DATA SECTION:
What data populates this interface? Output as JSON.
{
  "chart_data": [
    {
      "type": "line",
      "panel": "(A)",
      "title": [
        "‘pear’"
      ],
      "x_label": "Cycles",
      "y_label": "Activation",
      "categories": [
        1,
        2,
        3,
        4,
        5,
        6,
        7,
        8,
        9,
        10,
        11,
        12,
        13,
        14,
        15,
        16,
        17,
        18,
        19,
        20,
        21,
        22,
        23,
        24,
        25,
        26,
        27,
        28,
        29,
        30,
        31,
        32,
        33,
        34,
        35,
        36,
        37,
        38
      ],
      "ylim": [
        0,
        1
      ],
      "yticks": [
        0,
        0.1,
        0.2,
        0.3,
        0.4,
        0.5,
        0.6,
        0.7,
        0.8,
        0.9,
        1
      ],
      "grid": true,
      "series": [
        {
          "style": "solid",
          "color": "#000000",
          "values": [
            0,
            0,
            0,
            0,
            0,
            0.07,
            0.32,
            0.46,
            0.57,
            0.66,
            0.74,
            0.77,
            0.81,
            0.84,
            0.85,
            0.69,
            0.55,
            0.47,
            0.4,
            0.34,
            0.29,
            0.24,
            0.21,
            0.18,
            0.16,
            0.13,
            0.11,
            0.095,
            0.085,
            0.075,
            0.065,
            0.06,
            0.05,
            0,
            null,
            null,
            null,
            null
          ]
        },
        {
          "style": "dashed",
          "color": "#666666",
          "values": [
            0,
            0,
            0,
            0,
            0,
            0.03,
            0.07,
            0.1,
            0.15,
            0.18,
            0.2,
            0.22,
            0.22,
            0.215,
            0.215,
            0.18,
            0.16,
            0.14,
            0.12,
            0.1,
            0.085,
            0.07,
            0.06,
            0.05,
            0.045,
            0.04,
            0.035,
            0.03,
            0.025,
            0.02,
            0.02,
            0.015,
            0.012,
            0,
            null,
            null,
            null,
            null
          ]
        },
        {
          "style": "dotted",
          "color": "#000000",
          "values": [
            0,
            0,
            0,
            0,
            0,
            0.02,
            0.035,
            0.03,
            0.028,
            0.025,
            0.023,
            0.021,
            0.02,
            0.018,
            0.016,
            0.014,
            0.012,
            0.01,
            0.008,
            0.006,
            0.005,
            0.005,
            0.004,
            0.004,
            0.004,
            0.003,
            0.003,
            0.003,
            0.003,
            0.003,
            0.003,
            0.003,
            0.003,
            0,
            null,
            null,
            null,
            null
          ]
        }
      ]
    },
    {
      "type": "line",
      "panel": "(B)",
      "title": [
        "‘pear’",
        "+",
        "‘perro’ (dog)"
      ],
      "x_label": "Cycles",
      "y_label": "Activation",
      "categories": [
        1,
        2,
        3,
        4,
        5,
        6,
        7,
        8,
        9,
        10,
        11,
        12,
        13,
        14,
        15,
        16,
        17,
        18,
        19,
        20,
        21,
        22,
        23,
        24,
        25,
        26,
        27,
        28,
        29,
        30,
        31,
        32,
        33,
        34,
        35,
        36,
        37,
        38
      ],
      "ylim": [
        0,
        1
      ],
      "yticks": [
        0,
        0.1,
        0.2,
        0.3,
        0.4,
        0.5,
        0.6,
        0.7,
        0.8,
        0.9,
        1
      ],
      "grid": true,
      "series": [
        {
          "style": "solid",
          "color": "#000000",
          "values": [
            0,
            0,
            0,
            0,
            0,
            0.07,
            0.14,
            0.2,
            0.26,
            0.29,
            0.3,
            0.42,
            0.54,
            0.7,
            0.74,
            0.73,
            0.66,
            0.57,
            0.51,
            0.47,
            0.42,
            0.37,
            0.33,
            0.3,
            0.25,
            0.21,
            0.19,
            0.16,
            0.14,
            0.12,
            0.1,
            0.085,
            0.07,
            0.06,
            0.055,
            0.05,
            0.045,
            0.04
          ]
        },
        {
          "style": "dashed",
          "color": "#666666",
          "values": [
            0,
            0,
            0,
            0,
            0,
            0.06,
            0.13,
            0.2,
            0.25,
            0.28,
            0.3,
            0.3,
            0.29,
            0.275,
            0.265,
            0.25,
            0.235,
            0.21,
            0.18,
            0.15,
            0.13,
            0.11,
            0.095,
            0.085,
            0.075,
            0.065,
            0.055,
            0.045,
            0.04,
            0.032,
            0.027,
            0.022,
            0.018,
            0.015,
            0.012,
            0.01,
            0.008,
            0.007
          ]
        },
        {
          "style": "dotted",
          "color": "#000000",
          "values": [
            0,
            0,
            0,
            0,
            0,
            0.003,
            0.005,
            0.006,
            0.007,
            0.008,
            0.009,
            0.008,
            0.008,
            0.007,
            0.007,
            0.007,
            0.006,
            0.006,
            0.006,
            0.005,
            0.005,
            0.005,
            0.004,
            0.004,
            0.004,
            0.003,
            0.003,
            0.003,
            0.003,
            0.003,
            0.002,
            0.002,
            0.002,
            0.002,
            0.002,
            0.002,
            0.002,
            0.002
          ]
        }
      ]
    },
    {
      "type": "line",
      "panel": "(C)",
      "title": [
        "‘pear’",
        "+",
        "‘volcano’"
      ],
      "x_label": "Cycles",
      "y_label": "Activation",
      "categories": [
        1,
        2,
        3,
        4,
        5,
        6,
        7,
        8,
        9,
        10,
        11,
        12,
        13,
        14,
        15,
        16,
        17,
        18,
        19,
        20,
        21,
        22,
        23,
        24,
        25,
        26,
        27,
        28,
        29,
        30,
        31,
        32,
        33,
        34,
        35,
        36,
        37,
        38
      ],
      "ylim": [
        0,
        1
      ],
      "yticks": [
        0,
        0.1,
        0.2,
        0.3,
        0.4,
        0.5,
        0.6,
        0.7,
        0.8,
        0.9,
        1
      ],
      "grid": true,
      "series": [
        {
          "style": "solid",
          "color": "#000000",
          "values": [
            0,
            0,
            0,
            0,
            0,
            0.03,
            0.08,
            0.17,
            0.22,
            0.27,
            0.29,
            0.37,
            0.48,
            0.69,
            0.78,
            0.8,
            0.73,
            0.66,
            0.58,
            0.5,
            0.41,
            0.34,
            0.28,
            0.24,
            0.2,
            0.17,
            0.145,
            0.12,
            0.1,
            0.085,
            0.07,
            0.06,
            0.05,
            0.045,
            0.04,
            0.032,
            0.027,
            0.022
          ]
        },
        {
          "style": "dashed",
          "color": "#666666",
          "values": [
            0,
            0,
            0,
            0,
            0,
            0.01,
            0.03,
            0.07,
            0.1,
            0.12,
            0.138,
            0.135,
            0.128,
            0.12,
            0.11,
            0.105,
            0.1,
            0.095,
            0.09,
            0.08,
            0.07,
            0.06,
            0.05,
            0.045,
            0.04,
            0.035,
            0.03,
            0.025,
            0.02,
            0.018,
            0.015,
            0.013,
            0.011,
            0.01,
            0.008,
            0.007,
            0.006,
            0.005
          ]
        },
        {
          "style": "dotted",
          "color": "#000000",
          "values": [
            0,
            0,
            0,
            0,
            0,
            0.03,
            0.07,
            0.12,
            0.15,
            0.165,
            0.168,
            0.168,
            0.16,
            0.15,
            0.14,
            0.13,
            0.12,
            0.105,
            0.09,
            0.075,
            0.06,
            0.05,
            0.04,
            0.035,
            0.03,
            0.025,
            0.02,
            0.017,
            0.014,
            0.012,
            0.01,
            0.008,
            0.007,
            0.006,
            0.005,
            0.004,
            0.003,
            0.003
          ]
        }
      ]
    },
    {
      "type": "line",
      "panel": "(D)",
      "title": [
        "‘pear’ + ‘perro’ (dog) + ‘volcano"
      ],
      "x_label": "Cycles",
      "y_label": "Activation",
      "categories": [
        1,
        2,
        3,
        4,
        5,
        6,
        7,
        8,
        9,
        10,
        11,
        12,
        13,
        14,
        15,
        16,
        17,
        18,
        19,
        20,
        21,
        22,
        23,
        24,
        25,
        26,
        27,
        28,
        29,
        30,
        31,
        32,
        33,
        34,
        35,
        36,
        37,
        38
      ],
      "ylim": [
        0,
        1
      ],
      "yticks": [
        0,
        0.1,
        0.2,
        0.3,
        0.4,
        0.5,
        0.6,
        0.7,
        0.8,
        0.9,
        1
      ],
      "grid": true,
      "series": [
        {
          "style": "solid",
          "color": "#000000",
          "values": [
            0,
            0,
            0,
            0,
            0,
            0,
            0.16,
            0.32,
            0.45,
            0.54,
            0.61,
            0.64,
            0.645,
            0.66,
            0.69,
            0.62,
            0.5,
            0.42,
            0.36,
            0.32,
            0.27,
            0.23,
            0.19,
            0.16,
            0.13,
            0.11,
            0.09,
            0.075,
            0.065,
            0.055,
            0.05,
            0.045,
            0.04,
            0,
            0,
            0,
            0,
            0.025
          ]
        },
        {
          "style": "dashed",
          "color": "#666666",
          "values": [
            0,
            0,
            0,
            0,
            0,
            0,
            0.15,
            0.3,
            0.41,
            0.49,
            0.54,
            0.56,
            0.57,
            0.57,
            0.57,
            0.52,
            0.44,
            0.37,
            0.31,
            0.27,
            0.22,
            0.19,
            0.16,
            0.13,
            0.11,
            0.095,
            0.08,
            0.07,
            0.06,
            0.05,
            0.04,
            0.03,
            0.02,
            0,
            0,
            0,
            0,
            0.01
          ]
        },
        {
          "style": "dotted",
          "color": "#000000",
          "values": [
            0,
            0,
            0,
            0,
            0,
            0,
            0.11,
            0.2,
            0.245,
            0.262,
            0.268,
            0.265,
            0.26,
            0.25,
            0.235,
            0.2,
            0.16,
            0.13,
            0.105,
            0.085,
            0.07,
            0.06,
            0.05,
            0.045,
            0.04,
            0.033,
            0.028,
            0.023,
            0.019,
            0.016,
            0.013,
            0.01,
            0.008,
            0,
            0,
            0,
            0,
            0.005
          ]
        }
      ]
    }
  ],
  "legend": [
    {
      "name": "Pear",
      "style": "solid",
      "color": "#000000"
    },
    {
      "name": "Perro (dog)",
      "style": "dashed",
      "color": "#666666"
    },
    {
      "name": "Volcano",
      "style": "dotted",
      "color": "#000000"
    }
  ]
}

YOUR INSTRUCTIONS: Pull out all lines from the entries above that include the word "name".

REPLY TO THE TASK:
      "name": "Pear",
      "name": "Perro (dog)",
      "name": "Volcano",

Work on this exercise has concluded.